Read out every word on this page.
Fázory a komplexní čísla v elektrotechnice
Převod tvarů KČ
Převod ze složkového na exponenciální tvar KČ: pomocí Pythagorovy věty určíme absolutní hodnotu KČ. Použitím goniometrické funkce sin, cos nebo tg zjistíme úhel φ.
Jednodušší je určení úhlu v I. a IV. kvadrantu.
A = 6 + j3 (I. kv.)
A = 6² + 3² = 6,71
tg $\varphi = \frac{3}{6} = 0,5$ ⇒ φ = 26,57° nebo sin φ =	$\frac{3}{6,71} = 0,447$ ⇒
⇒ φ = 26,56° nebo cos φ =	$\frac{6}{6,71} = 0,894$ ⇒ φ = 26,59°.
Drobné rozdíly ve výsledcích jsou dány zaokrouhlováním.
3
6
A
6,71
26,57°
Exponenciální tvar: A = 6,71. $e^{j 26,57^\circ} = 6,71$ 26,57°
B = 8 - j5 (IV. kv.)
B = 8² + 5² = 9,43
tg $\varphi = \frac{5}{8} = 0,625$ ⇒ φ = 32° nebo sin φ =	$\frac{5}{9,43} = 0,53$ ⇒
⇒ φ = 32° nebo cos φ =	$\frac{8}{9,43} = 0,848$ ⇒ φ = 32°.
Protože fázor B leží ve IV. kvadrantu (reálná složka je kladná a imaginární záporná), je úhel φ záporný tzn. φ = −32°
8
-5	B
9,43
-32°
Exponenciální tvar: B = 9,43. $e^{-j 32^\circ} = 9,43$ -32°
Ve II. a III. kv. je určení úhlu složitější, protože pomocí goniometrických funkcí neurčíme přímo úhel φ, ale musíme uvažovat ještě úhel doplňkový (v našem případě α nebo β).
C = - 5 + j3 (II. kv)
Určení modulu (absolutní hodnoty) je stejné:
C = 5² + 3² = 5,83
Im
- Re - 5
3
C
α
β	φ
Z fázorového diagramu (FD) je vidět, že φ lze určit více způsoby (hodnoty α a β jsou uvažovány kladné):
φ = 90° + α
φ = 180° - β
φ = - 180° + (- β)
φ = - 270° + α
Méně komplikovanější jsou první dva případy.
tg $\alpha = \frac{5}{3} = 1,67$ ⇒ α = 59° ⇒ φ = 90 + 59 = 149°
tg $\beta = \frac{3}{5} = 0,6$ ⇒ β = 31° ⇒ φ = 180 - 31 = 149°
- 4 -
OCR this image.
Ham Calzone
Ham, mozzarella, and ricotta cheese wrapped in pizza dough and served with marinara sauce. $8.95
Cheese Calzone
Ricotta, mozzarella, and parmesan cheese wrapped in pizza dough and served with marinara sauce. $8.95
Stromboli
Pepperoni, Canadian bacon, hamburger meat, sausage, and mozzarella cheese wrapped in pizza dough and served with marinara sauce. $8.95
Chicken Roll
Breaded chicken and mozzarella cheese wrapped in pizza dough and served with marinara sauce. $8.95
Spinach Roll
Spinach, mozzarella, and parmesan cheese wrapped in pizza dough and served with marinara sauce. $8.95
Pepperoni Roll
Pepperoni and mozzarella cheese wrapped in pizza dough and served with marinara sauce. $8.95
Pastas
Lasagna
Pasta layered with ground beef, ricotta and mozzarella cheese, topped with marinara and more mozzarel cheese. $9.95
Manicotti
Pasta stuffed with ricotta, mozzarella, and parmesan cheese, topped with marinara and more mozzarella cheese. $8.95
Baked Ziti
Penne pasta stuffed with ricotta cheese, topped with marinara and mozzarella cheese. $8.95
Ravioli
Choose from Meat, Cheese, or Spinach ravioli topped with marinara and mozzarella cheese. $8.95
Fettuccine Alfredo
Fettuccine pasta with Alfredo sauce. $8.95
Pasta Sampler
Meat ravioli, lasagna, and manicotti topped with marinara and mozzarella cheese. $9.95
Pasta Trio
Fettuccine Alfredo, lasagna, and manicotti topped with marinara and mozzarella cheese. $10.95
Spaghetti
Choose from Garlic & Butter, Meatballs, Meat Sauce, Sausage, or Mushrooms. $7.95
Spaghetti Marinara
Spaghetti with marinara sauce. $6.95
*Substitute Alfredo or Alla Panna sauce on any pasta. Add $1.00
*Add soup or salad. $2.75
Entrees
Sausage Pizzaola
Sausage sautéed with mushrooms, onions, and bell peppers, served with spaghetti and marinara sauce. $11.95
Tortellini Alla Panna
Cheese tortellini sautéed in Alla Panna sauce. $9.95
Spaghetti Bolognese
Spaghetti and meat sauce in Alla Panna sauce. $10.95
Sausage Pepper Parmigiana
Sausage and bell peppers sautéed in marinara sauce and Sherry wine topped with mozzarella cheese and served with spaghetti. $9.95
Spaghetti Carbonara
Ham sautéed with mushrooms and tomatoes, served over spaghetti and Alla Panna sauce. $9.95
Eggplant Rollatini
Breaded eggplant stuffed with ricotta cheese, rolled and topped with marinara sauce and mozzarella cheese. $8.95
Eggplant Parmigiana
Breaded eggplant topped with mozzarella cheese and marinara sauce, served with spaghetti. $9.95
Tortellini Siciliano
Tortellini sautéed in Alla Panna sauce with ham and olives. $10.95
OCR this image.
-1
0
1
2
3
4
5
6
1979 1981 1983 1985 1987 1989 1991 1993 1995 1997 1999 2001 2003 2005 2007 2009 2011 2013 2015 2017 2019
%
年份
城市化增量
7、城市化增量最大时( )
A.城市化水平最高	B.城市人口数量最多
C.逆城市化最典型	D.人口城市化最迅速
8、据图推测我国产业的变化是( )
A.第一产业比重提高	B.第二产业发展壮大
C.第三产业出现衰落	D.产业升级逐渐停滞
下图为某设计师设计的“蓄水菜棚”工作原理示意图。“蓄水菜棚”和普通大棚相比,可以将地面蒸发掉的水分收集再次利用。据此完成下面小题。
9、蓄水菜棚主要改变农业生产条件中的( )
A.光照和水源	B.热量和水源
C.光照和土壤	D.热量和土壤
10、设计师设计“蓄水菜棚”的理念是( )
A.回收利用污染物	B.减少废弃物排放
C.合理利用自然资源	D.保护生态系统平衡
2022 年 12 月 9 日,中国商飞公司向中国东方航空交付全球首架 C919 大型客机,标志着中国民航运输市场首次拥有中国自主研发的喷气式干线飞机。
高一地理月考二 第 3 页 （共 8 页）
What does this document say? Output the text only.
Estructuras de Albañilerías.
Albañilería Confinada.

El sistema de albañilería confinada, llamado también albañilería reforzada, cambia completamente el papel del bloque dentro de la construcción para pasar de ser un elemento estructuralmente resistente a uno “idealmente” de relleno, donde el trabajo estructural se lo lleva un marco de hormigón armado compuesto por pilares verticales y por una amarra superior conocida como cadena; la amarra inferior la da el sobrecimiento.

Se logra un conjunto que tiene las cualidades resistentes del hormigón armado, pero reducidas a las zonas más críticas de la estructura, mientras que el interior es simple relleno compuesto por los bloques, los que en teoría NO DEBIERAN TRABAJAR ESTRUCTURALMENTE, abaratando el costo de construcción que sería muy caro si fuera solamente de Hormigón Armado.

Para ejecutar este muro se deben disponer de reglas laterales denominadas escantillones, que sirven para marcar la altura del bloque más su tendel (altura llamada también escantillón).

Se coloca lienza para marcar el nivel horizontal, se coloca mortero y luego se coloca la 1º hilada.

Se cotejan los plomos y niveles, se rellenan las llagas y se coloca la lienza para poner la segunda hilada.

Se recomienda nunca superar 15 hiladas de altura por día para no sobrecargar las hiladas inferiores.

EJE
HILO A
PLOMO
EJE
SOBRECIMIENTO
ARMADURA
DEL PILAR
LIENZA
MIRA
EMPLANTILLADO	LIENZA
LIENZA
════════
*PROBLEM TO SOLVE:*
Go through the records and show every line with the string "Pepperoni" in it.

*THE REPLY:*
Pepperoni, Canadian bacon, hamburger meat, sausage, and mozzarella cheese wrapped in pizza dough and served with marinara sauce. $8.95
Pepperoni Roll
Pepperoni and mozzarella cheese wrapped in pizza dough and served with marinara sauce. $8.95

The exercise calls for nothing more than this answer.